- **TO BE DONE**
Find the word "image" in the data. Return every line where it appears.
[Begin RECORDED INFORMATION]
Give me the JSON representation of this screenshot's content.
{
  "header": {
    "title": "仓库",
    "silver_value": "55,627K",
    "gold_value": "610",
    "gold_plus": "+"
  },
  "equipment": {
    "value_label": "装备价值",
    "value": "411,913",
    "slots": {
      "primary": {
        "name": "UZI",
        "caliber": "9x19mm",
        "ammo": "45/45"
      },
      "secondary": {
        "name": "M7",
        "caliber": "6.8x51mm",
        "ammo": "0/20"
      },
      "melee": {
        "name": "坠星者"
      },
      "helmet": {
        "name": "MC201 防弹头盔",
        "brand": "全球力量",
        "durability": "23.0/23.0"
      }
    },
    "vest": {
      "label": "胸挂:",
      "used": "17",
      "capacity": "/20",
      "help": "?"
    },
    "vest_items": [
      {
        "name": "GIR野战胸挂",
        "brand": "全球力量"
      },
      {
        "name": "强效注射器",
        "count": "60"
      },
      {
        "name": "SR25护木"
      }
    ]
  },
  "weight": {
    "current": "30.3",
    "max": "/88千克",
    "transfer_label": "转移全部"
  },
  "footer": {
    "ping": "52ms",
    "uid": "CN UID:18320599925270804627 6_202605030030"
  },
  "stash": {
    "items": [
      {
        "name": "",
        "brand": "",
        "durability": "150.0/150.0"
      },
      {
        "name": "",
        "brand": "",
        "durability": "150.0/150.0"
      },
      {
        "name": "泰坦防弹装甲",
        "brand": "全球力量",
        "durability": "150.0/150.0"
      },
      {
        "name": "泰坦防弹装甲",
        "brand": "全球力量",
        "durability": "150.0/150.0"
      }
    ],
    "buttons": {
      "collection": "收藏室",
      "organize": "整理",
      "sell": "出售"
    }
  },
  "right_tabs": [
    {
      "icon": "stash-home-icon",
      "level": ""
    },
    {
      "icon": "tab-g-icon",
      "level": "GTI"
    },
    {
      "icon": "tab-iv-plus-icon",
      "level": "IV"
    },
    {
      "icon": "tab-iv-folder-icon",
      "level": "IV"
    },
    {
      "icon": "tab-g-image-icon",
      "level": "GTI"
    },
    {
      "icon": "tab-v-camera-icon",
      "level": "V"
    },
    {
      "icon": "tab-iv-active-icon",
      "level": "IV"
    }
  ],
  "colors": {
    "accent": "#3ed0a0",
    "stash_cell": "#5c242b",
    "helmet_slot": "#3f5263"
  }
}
[End RECORDED INFORMATION]
[Begin RECORDED INFORMATION]
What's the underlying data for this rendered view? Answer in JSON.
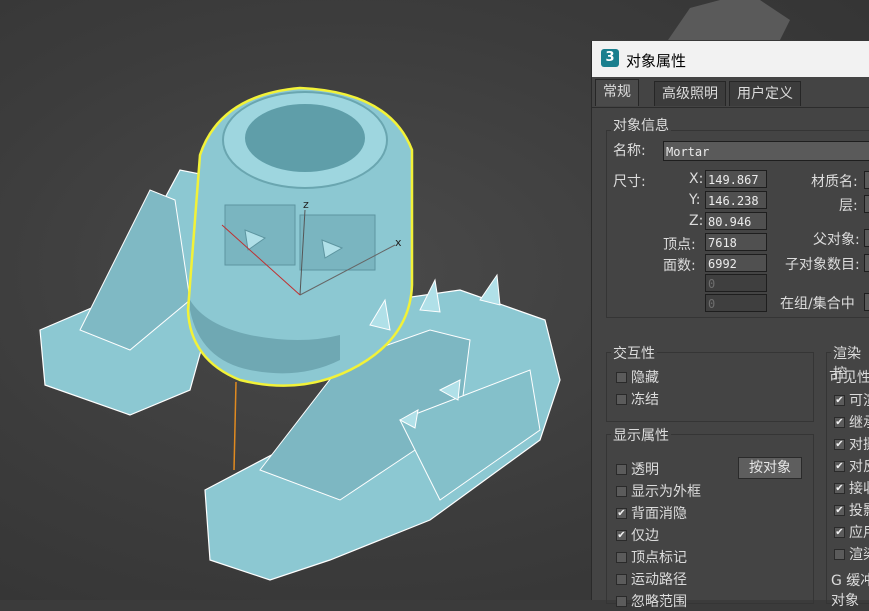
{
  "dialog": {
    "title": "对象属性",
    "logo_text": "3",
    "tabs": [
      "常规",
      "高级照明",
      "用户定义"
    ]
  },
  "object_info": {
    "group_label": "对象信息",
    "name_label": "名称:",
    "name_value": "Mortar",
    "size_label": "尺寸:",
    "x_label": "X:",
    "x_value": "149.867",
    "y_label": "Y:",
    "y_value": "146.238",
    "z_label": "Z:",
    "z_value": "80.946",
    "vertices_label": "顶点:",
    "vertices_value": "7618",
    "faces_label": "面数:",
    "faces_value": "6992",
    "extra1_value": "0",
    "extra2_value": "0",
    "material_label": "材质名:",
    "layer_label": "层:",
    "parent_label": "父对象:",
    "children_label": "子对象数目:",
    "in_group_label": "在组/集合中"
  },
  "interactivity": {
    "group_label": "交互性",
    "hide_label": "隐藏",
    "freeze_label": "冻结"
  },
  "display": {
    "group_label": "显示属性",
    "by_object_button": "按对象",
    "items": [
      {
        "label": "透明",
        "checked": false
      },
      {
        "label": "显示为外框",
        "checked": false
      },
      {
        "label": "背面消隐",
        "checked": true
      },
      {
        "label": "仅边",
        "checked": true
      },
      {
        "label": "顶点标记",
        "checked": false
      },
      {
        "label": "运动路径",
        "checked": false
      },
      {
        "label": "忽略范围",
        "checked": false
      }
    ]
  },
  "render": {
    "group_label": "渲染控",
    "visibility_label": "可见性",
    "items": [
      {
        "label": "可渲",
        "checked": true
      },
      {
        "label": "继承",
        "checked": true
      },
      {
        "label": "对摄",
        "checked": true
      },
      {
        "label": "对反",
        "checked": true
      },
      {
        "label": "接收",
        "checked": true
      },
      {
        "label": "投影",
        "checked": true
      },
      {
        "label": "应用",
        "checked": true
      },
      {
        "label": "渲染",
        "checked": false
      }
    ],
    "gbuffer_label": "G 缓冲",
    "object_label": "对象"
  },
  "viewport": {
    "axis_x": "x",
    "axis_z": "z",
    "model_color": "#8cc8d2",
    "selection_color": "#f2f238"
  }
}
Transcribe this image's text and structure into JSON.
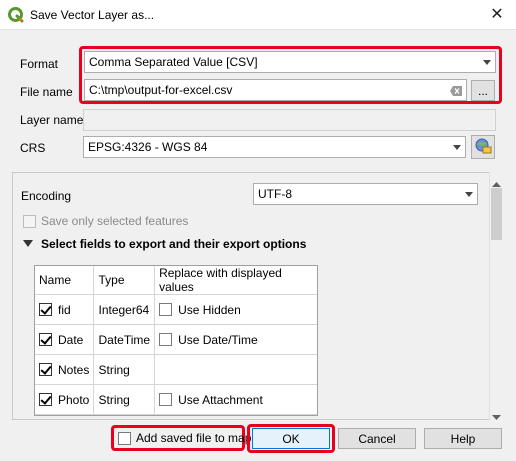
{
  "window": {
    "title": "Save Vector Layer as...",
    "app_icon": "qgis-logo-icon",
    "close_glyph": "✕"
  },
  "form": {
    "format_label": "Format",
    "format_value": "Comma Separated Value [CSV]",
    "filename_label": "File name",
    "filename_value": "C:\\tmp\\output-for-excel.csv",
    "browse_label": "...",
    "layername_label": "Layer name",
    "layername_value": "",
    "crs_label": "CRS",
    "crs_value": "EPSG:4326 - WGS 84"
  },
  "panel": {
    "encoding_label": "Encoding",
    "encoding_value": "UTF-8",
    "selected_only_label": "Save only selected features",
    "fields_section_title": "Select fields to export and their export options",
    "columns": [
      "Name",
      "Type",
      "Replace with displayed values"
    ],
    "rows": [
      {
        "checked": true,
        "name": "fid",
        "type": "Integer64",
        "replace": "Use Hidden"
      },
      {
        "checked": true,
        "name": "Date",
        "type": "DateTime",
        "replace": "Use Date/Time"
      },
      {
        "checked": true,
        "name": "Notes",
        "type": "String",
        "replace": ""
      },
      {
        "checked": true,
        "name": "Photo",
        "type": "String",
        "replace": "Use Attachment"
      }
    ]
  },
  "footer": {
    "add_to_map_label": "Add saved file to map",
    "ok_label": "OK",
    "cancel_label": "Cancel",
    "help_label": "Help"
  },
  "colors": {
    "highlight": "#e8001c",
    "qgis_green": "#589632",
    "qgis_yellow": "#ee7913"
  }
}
[End RECORDED INFORMATION]
- **WORKED ANSWER**
      "icon": "tab-g-image-icon",
Transcribe this image's text and structure into JSON.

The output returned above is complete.